→ **WORK INSTRUCTION**
Give the count of lines below that include the word "values", and say nothing else.
::: SUPPLIED INFORMATION :::
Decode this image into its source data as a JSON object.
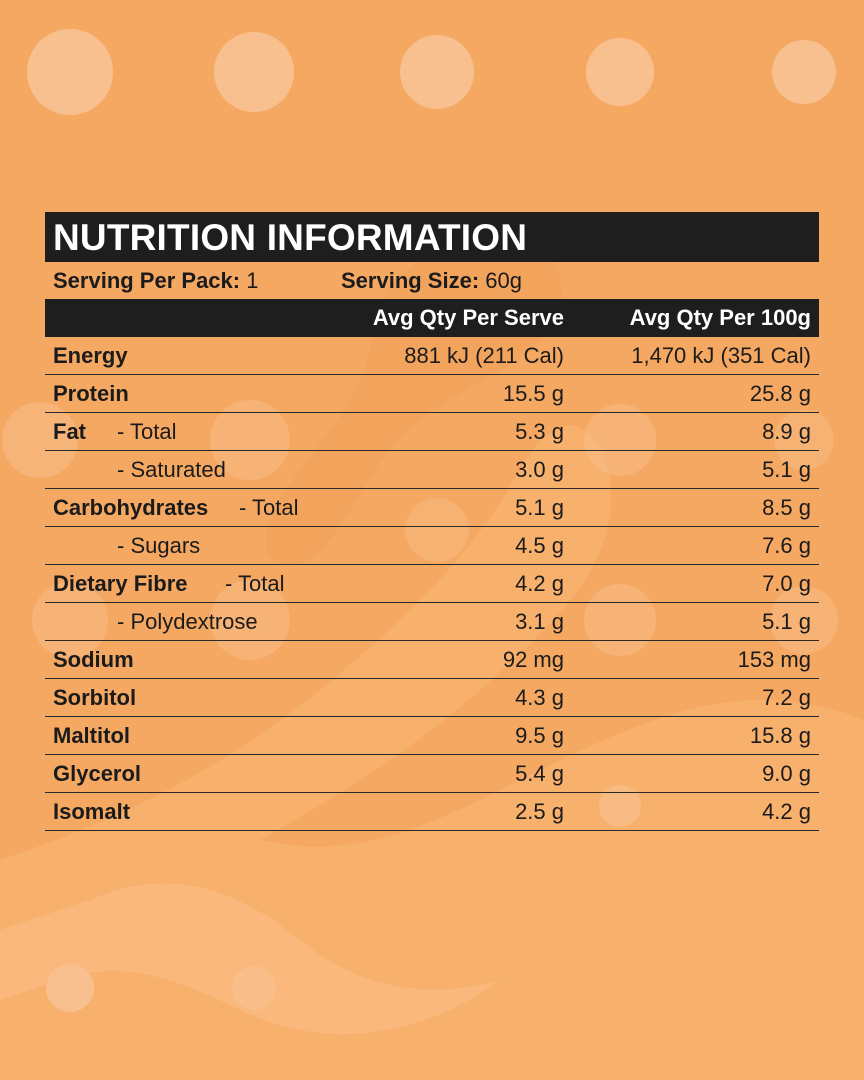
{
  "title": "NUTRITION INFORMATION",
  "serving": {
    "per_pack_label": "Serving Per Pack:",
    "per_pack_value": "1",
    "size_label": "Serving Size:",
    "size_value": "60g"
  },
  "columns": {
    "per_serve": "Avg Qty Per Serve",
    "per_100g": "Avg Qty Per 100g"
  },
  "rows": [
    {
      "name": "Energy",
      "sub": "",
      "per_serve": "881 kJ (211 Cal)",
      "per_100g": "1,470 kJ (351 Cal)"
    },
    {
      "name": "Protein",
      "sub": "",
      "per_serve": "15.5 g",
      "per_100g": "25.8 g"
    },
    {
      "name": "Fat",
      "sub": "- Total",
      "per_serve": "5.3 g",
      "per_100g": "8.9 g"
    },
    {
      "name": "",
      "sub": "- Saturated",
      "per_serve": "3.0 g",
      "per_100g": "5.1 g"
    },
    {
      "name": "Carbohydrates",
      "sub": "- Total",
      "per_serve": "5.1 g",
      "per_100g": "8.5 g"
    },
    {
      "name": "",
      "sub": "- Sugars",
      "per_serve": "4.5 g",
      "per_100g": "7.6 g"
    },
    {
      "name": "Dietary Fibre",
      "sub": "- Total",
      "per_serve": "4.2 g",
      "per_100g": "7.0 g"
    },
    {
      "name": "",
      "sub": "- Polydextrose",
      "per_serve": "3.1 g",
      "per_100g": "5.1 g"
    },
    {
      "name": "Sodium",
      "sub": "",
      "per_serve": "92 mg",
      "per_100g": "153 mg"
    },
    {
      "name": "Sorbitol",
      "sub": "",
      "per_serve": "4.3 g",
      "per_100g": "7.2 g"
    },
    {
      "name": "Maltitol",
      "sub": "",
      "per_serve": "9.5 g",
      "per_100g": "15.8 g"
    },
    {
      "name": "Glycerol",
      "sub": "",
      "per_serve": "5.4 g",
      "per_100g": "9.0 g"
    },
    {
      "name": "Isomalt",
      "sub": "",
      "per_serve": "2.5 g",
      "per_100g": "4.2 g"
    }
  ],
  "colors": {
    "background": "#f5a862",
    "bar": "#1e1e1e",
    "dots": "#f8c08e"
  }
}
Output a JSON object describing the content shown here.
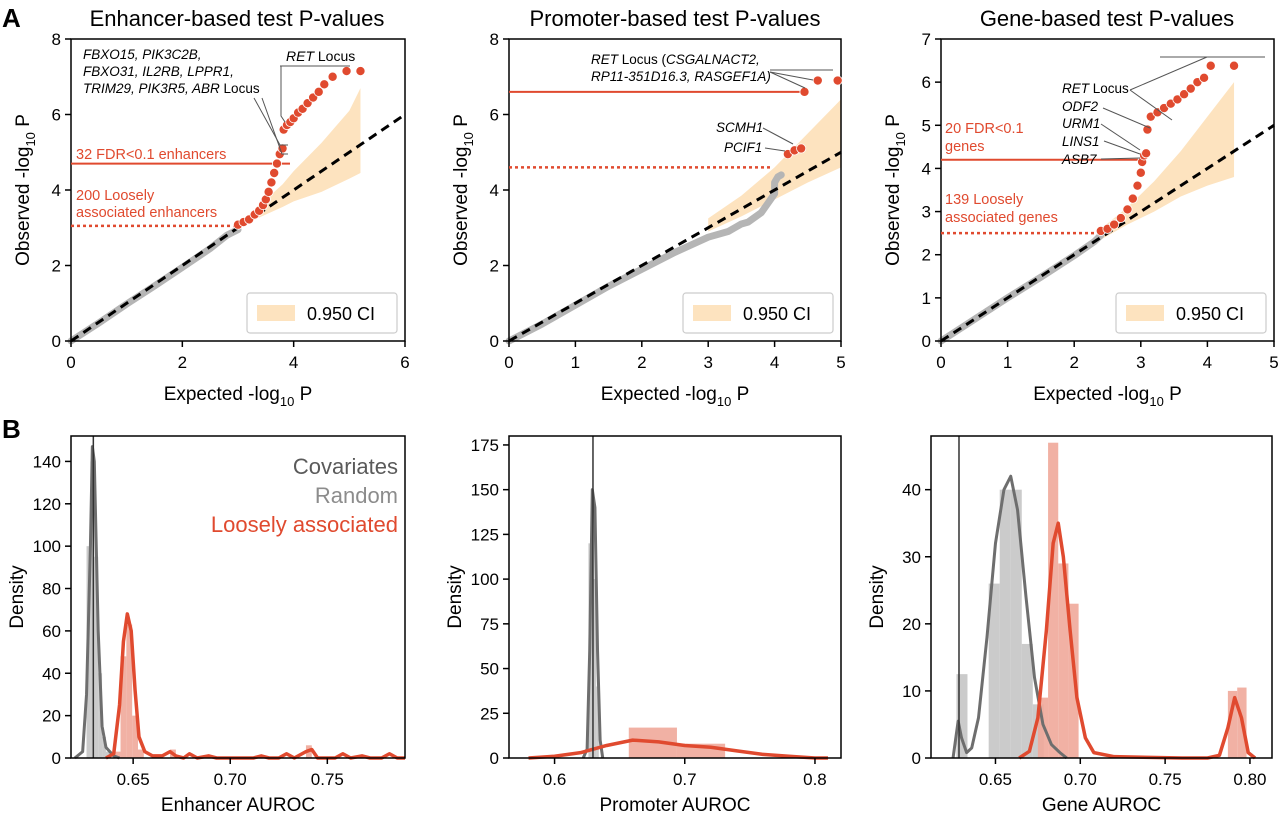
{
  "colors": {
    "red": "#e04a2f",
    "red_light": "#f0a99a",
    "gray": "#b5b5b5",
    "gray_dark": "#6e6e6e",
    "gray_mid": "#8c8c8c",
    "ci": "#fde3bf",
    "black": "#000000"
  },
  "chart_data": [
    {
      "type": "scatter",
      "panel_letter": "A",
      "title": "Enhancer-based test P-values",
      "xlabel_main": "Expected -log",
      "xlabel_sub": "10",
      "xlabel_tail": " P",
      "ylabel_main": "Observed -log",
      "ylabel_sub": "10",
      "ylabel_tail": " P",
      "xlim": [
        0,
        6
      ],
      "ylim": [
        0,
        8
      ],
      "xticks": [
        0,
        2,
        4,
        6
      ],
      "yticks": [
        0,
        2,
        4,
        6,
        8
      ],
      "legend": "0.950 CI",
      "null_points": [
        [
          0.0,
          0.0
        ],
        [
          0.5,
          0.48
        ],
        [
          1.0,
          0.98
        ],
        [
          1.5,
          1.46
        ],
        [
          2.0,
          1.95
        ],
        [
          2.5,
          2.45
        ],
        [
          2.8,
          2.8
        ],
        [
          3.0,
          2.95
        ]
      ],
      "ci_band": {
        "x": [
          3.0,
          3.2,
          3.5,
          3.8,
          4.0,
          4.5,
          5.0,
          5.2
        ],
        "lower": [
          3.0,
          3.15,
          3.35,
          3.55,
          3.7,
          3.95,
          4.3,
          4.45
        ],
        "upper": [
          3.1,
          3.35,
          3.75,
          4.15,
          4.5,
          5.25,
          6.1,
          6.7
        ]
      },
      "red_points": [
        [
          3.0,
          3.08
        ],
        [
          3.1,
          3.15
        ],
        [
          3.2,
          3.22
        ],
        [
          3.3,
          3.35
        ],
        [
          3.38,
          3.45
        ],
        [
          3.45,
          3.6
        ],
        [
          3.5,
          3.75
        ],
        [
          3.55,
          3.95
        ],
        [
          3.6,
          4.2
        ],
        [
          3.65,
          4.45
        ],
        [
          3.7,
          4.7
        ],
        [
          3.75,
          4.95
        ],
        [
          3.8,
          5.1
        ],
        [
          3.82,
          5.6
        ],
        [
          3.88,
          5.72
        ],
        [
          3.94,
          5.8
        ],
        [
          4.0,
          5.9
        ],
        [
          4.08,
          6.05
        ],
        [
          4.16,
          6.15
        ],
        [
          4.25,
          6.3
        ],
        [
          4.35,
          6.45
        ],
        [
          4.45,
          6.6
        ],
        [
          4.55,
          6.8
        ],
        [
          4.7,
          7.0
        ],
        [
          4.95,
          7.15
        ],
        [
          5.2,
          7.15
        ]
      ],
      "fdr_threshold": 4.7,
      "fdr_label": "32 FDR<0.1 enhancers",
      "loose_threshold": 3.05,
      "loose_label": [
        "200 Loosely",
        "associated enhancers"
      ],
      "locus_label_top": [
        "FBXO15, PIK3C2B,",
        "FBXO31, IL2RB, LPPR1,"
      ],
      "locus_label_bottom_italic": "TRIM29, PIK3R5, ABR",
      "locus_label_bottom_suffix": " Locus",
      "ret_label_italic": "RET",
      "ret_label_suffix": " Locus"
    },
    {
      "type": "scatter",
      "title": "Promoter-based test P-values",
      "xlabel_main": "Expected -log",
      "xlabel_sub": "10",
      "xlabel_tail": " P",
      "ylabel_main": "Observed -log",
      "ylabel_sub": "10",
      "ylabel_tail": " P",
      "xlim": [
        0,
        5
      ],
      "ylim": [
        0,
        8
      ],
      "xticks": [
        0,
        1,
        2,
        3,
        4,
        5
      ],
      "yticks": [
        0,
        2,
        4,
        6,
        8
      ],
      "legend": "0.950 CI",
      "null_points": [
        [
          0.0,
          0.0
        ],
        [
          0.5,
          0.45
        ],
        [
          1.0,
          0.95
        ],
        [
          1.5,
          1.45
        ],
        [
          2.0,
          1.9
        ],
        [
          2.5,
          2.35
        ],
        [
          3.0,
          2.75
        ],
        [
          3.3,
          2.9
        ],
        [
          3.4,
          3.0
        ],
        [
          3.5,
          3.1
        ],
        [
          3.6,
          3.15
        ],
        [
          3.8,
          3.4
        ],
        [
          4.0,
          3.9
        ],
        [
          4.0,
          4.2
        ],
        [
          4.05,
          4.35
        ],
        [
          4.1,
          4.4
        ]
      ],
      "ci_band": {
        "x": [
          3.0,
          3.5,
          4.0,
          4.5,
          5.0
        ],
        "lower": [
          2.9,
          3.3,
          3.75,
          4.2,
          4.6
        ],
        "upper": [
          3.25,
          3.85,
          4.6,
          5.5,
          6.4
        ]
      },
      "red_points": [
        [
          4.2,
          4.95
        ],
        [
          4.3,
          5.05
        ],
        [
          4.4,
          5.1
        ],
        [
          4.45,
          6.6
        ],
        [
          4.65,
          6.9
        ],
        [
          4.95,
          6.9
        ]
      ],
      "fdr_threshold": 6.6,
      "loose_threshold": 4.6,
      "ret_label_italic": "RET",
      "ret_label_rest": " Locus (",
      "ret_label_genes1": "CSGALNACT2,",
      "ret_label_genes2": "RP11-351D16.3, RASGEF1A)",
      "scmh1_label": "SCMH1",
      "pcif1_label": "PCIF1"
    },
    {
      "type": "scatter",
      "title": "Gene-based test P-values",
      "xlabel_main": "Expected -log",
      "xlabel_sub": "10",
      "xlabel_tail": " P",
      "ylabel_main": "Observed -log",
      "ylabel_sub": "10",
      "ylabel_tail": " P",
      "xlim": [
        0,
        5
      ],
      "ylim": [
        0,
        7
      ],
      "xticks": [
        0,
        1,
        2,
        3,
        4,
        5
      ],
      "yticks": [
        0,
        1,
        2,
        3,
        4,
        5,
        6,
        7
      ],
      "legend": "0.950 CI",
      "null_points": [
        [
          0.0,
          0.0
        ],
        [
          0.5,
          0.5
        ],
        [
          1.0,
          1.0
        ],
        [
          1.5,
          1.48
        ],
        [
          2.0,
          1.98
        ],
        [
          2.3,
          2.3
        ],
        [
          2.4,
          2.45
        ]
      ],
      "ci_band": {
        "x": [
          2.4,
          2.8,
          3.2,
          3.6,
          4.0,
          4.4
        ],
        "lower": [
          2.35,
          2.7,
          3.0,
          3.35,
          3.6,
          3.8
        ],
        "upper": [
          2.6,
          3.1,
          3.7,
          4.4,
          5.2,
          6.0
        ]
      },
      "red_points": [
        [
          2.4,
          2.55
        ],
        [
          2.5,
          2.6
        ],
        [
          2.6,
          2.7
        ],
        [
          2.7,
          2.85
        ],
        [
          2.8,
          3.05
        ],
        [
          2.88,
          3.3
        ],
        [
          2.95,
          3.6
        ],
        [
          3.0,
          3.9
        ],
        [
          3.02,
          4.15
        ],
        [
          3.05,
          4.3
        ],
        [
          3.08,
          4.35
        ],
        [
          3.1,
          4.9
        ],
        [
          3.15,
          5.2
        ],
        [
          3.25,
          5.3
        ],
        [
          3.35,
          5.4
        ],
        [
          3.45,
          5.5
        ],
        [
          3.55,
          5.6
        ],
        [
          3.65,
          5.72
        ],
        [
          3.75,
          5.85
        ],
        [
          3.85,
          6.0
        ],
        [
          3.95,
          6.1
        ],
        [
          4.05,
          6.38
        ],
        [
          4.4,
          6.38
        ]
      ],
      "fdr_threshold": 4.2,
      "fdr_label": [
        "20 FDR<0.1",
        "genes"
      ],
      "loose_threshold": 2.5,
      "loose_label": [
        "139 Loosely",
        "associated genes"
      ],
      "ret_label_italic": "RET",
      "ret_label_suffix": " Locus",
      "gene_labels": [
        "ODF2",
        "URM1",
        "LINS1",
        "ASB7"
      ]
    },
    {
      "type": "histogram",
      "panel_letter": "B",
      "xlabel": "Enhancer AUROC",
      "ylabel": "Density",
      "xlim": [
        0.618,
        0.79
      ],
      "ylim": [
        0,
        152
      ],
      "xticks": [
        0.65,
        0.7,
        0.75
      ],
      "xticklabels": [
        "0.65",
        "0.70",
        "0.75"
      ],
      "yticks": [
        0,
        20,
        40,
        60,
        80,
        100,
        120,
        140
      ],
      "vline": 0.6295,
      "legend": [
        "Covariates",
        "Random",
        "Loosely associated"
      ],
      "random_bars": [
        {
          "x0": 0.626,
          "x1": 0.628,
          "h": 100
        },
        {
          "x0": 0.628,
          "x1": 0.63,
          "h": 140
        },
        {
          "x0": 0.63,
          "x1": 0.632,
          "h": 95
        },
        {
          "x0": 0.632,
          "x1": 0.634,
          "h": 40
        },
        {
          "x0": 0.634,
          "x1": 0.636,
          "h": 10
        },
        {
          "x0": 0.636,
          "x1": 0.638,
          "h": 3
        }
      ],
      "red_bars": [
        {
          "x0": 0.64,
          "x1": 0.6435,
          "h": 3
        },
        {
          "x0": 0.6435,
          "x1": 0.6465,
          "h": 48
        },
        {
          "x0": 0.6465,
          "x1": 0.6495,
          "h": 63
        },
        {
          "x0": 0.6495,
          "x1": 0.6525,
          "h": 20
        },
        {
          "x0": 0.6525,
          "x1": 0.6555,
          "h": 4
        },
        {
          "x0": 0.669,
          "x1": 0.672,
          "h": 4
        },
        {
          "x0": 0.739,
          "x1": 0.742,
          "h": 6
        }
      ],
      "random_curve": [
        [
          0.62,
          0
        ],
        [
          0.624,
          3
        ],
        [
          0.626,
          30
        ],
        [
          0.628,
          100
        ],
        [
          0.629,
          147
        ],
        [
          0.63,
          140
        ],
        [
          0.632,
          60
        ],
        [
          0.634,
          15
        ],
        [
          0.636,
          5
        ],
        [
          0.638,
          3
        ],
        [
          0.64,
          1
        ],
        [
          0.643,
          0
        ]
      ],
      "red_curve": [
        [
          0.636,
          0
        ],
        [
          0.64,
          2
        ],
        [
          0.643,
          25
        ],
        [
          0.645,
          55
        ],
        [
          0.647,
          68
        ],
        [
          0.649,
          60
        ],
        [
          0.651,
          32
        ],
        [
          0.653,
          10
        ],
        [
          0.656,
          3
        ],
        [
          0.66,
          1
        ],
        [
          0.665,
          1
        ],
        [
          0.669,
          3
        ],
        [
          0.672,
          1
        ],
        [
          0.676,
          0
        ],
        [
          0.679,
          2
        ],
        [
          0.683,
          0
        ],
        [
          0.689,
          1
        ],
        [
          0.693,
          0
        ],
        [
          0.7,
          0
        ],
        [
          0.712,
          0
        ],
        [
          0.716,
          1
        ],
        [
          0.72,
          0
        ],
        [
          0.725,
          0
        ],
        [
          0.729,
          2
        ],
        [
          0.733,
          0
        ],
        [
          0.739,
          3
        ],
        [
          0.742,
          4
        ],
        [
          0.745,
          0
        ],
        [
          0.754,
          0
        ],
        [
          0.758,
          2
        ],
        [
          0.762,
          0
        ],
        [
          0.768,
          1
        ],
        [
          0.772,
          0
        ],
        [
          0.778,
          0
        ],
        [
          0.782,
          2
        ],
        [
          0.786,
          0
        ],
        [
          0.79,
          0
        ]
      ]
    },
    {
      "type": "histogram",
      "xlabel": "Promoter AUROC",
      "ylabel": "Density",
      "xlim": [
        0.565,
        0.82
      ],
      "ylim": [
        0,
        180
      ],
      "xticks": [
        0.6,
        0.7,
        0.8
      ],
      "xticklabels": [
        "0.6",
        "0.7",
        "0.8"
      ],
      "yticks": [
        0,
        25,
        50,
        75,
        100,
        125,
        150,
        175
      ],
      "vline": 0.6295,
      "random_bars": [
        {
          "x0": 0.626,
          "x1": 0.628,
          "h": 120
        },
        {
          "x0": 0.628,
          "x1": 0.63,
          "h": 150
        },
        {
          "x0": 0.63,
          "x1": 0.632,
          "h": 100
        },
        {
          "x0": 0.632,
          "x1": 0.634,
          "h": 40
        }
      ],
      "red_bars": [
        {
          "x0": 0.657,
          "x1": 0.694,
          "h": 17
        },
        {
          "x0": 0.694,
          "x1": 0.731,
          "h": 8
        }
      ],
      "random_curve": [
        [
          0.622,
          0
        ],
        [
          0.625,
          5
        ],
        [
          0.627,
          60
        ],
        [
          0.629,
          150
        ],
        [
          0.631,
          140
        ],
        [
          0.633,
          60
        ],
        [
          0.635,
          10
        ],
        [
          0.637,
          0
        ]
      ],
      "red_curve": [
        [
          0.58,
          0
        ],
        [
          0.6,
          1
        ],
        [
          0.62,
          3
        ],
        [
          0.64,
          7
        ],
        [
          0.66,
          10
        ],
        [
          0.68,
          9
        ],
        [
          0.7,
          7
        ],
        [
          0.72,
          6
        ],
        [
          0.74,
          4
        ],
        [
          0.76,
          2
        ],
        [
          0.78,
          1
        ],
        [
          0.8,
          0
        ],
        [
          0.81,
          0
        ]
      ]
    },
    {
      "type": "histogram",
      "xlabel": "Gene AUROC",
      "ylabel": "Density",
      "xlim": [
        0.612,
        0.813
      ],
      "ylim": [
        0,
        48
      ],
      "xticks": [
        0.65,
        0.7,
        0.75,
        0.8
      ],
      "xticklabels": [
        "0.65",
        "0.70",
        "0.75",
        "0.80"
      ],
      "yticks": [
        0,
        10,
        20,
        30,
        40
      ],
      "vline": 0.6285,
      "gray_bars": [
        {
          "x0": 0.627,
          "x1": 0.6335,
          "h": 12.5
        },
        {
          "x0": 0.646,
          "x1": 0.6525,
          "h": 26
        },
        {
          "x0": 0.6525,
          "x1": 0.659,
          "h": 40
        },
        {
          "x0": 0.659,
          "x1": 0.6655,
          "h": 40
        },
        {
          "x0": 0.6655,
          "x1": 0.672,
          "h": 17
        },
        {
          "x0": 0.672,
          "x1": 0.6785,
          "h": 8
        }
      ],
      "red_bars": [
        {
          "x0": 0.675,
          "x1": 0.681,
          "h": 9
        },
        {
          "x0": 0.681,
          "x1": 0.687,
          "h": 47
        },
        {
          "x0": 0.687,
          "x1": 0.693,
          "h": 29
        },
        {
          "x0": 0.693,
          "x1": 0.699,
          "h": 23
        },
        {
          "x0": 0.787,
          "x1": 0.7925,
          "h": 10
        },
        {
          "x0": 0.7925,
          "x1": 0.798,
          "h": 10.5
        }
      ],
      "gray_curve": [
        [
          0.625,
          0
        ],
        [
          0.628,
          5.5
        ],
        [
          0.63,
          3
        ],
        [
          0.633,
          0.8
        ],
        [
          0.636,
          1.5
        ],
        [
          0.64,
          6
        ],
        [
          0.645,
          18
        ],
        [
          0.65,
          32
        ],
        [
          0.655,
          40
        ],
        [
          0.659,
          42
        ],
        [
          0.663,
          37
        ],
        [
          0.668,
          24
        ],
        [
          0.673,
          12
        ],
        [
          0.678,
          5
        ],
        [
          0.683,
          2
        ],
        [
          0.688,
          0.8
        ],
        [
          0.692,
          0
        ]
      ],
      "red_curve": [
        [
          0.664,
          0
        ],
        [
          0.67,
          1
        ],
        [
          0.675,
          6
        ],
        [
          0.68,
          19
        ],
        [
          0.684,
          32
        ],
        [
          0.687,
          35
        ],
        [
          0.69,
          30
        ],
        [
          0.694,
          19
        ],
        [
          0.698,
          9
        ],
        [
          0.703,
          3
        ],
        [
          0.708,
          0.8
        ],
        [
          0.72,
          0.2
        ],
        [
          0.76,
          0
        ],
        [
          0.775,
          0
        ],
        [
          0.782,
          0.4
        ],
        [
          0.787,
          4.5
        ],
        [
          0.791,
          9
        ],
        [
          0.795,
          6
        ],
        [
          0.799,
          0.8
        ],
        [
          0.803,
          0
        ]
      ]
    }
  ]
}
:::
→ **RESPONSE BELOW**
3